WHAT THE EXERCISE ASKS:
Pull each line containing "JSON" out of the data and copy it.

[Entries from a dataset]
◇ ◇ ◇ ◇

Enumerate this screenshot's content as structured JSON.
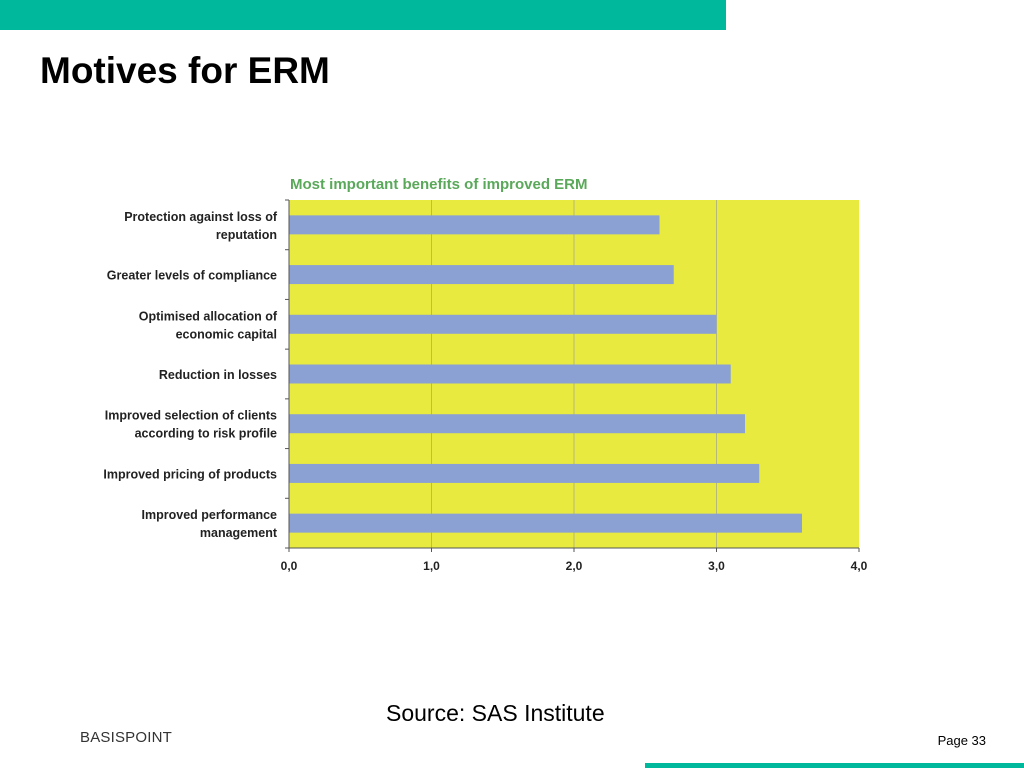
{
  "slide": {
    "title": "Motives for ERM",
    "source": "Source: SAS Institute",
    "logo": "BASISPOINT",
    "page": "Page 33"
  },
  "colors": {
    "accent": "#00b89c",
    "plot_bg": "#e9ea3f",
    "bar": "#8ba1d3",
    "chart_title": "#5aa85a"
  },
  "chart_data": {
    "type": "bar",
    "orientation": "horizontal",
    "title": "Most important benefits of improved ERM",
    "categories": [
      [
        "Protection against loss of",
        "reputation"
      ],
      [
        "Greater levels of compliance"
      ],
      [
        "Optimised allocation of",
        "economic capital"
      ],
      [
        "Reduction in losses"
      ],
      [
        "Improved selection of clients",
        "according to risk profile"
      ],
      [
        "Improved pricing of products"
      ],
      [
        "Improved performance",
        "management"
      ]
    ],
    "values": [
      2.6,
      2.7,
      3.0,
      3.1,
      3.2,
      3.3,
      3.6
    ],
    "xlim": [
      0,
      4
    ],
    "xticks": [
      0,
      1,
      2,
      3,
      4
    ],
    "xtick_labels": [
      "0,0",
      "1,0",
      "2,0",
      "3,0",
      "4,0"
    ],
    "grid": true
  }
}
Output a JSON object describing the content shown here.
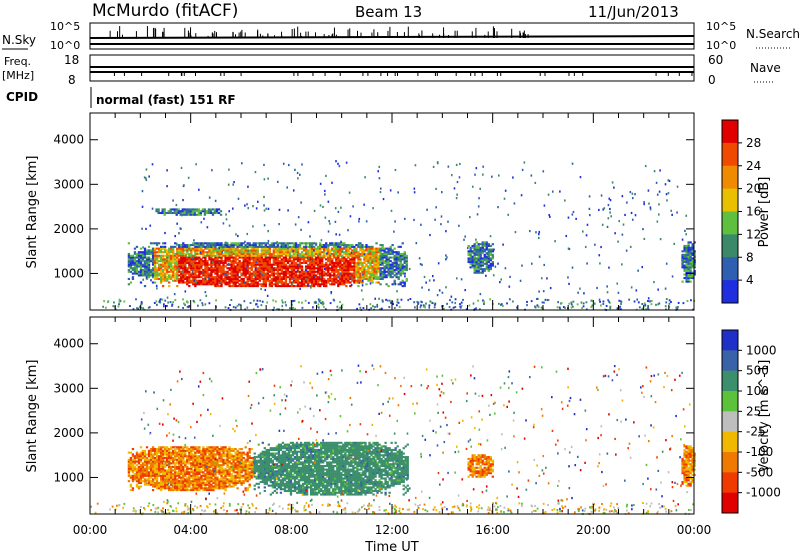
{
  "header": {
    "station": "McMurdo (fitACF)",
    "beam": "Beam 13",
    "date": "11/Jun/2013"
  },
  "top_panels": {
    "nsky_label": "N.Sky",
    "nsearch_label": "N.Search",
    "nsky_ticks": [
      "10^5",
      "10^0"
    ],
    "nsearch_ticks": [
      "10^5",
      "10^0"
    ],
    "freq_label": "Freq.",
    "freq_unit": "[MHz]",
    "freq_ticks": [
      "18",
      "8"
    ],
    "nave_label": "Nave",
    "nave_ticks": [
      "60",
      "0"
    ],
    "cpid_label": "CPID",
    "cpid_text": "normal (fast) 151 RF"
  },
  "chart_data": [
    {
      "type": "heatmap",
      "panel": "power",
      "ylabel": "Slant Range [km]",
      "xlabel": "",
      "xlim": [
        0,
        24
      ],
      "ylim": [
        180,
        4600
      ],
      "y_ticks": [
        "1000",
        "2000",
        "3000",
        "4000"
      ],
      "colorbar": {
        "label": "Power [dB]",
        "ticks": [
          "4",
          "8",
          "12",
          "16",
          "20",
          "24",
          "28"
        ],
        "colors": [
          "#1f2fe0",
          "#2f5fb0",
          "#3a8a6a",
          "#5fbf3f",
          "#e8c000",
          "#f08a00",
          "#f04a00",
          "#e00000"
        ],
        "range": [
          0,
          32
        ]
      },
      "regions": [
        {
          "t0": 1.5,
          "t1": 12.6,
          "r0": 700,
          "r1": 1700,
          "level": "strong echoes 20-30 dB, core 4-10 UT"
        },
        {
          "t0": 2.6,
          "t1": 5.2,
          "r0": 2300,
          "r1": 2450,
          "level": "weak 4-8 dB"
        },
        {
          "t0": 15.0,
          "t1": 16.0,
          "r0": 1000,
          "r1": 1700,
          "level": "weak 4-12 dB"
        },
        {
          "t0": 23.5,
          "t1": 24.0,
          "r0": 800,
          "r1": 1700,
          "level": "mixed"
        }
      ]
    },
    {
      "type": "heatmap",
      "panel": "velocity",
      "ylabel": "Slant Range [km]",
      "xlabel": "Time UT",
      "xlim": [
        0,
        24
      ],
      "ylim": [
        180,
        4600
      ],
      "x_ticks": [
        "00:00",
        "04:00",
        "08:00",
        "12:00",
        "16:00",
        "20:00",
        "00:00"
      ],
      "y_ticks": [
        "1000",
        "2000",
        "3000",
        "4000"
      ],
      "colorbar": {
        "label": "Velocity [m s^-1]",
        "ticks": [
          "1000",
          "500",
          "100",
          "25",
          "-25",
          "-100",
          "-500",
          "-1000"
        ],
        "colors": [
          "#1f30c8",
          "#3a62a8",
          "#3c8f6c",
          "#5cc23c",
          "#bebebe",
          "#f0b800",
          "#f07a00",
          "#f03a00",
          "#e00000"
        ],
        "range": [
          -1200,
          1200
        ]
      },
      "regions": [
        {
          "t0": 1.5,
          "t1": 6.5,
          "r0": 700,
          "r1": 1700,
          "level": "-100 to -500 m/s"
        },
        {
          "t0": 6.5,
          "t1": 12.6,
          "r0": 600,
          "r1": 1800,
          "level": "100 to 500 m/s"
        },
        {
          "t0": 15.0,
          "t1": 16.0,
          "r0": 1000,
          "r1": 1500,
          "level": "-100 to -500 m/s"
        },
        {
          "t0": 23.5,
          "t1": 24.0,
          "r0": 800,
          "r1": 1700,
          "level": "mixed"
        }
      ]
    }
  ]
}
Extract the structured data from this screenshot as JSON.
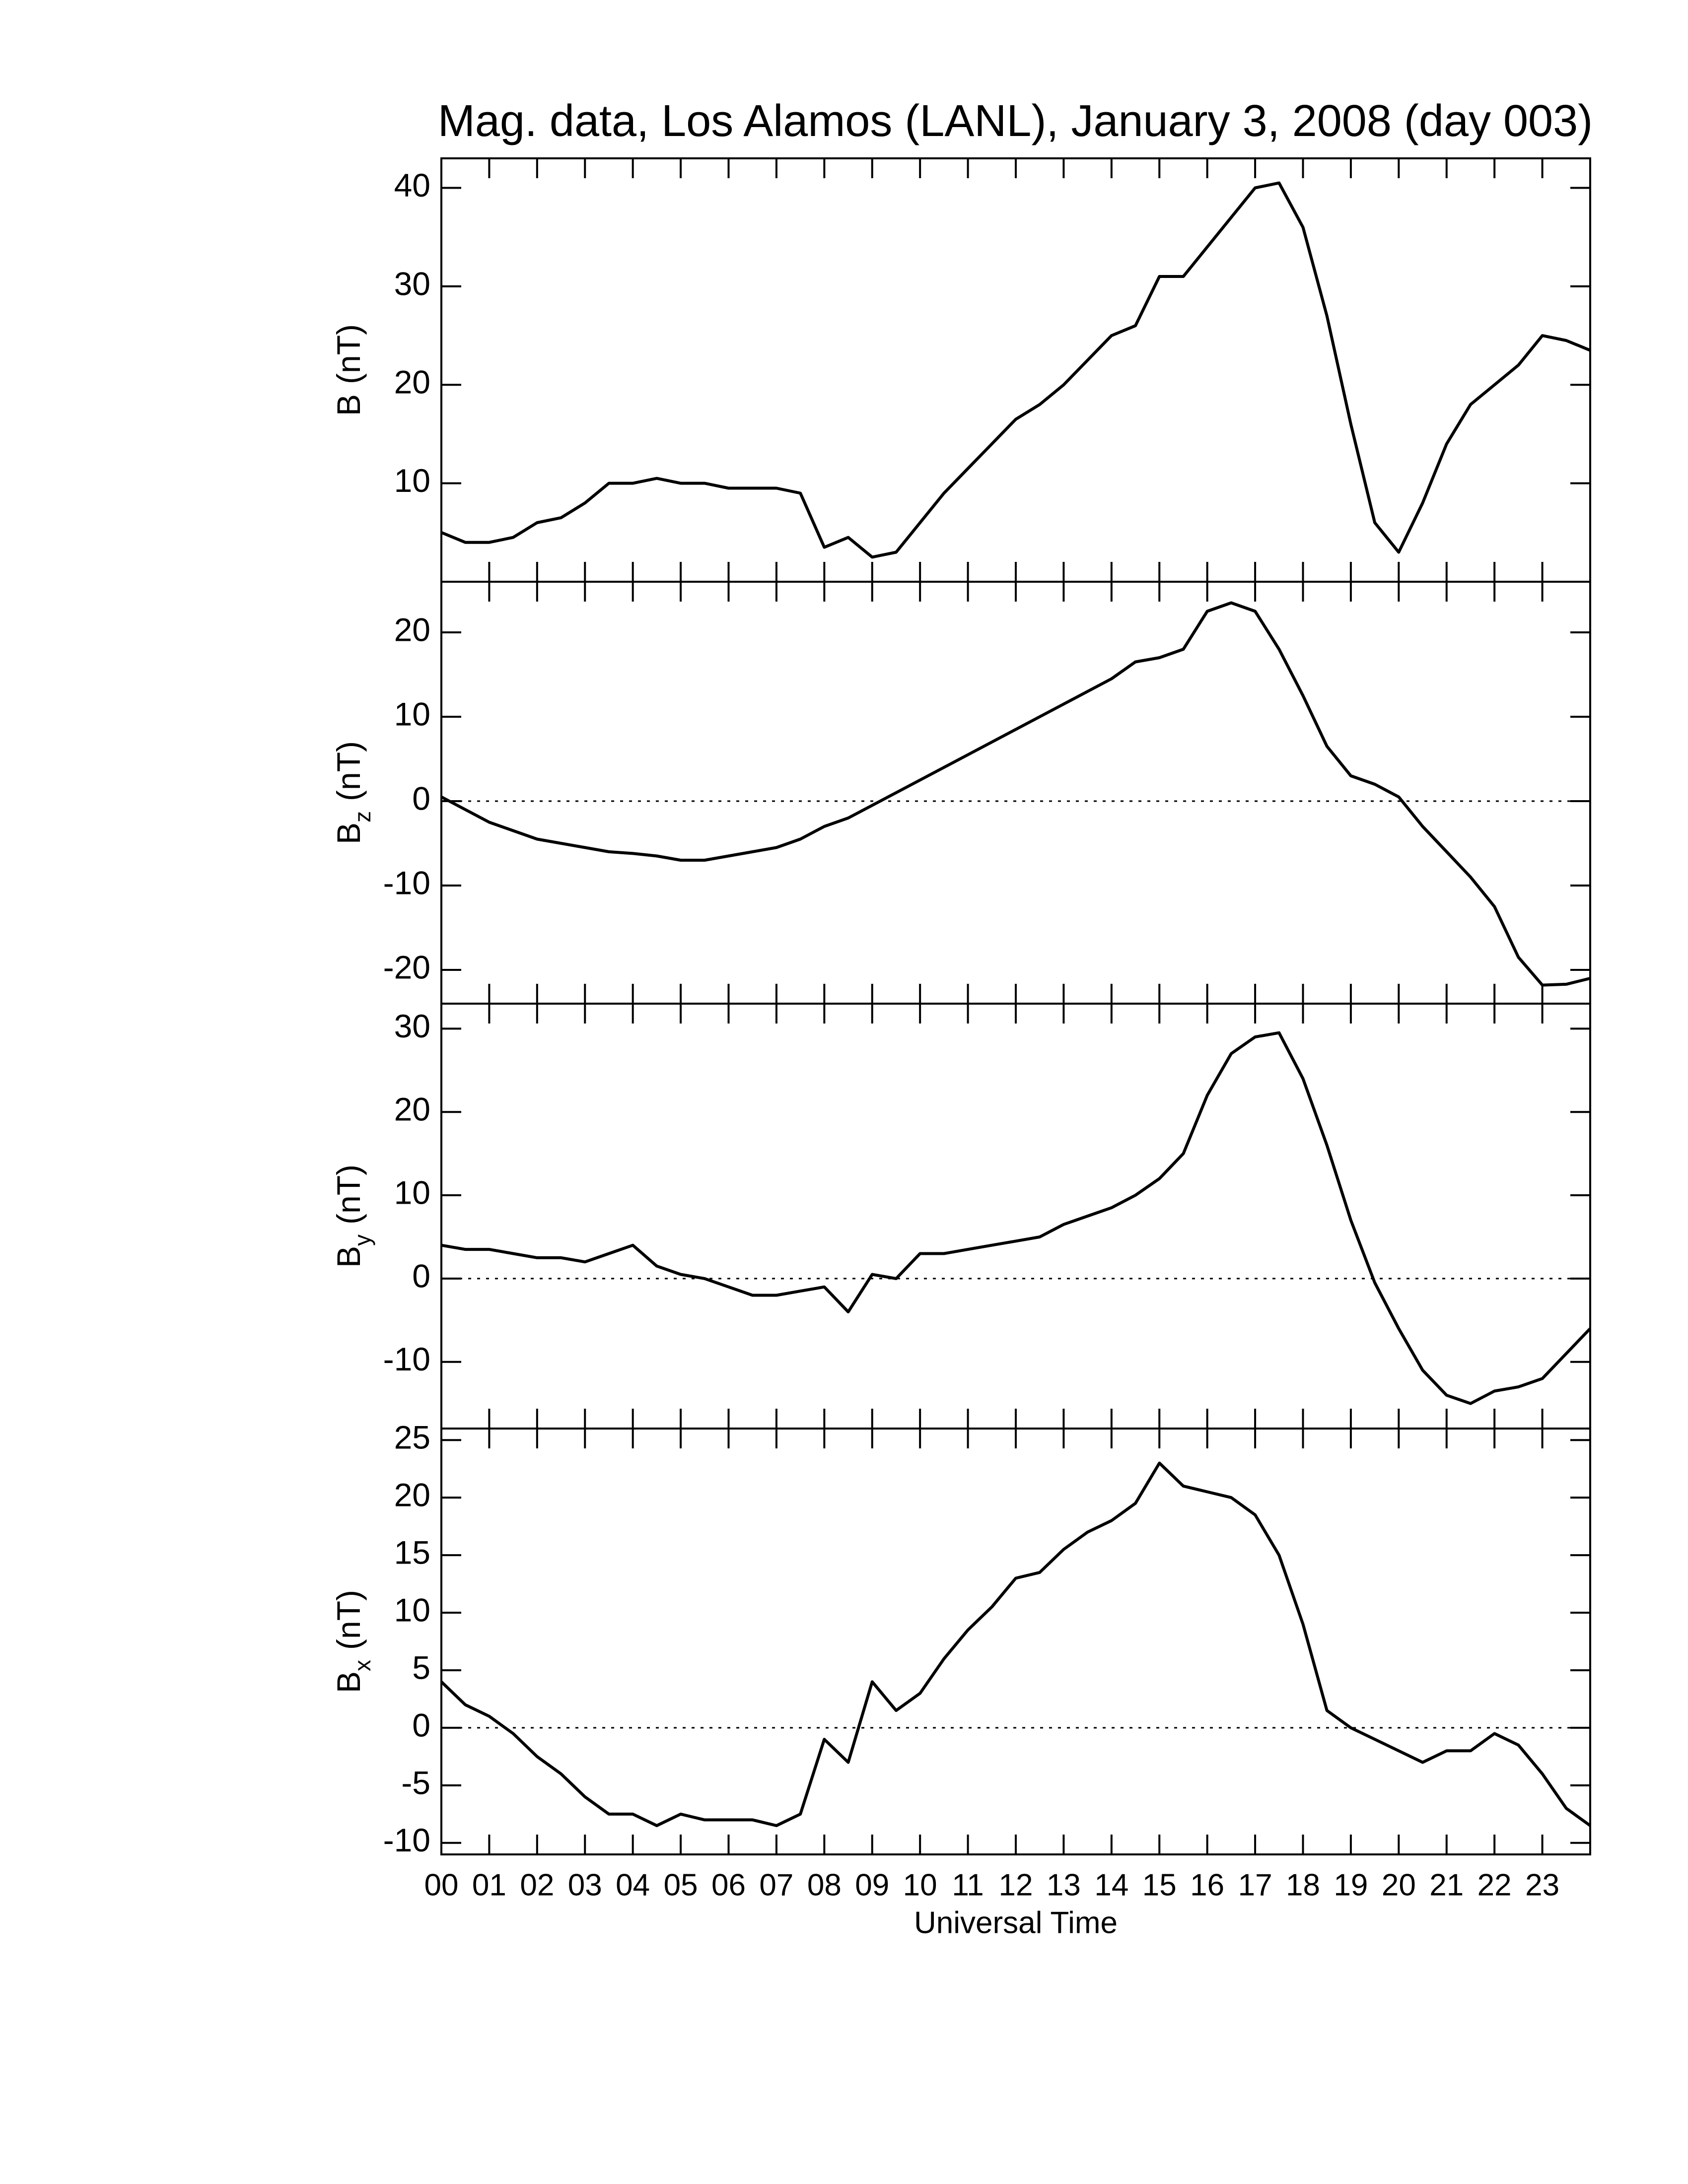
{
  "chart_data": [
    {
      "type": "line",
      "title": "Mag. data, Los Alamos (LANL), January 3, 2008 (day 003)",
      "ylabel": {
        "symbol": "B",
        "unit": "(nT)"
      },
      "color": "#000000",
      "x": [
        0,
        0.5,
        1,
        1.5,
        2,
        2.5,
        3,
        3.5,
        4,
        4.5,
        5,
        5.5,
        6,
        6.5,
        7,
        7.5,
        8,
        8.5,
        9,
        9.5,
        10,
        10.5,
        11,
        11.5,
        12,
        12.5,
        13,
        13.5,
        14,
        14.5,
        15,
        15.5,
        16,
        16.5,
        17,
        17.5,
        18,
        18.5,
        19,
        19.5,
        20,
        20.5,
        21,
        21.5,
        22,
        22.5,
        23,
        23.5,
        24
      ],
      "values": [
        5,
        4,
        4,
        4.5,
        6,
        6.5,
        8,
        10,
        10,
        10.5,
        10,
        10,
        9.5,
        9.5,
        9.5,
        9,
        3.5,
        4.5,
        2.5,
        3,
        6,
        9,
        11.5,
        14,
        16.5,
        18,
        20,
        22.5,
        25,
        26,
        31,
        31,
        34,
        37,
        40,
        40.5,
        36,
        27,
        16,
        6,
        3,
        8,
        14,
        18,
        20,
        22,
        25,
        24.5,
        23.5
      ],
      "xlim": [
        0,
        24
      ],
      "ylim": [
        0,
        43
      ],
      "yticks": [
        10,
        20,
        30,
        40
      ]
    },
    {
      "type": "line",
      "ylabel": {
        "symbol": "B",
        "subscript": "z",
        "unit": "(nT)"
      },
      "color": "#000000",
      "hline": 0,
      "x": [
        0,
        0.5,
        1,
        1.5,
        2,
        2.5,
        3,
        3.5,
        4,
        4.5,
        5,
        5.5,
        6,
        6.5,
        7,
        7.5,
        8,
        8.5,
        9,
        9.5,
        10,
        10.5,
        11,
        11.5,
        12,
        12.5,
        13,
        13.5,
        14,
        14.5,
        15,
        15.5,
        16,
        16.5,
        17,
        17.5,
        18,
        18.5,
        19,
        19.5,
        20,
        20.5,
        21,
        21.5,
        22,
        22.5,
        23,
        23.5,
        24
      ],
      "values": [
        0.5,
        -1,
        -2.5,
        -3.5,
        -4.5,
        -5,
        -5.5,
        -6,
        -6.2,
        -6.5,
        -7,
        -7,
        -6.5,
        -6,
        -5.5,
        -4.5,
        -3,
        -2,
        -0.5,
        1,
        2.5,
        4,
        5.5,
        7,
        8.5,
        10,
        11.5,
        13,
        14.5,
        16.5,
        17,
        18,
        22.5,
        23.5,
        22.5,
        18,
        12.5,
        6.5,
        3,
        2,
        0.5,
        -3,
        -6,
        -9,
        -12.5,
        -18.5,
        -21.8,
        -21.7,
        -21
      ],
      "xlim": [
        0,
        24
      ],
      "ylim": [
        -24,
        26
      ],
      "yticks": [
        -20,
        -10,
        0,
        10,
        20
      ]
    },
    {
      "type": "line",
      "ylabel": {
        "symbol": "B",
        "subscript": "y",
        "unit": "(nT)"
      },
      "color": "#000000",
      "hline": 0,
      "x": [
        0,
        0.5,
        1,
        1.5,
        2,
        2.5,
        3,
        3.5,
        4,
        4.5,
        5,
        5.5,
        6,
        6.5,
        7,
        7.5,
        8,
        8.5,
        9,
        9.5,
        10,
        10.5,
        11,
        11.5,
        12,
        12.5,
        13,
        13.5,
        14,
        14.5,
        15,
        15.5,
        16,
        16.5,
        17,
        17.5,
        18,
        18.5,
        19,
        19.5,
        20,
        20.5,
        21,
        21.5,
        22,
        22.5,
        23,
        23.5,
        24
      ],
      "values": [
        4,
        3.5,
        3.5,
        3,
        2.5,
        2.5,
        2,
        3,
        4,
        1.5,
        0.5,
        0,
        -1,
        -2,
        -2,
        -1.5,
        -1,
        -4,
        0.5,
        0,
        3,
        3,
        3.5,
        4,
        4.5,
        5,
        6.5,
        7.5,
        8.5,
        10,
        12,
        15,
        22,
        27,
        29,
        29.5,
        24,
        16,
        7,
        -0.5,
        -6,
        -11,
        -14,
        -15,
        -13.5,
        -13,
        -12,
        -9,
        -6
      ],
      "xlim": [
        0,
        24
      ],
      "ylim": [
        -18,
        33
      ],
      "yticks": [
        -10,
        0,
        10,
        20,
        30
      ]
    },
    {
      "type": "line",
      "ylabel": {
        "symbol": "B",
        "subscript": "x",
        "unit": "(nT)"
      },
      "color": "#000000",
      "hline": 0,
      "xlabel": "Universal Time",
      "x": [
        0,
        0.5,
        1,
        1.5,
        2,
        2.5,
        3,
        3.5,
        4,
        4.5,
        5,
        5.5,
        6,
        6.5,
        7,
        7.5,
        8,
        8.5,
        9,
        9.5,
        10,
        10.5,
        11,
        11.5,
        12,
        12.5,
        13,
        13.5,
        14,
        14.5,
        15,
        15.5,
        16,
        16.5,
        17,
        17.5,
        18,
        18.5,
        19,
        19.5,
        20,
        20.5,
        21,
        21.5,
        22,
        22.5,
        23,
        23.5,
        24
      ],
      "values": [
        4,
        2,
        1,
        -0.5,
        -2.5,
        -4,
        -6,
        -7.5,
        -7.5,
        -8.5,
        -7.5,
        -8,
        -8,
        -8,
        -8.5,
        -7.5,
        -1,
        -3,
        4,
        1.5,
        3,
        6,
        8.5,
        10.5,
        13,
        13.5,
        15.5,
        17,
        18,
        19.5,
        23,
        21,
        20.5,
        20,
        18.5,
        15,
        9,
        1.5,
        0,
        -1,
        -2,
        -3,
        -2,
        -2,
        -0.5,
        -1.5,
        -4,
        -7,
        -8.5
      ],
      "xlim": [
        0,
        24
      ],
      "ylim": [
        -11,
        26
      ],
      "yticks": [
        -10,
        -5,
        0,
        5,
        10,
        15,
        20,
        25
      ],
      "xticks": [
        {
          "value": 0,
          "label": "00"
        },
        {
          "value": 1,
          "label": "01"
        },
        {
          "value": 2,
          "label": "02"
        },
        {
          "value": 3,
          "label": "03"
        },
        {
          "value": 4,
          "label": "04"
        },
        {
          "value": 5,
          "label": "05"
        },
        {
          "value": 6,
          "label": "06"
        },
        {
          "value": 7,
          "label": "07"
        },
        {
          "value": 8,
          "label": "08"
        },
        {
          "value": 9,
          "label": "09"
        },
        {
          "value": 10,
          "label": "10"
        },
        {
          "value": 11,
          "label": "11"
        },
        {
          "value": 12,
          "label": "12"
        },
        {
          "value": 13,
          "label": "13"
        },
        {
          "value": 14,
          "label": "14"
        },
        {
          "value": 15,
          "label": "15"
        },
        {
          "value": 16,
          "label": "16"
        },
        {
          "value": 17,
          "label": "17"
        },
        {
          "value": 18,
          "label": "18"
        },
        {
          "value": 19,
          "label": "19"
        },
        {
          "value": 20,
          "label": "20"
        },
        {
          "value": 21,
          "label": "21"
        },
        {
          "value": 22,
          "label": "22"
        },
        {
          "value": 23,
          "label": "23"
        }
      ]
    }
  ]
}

◇ ◇ ◇ ◇

RESULT OF THE TASK:
Enumerate this screenshot's content as structured JSON.
Output a JSON object describing the content shown here.
Extract the structured data from this screenshot as JSON.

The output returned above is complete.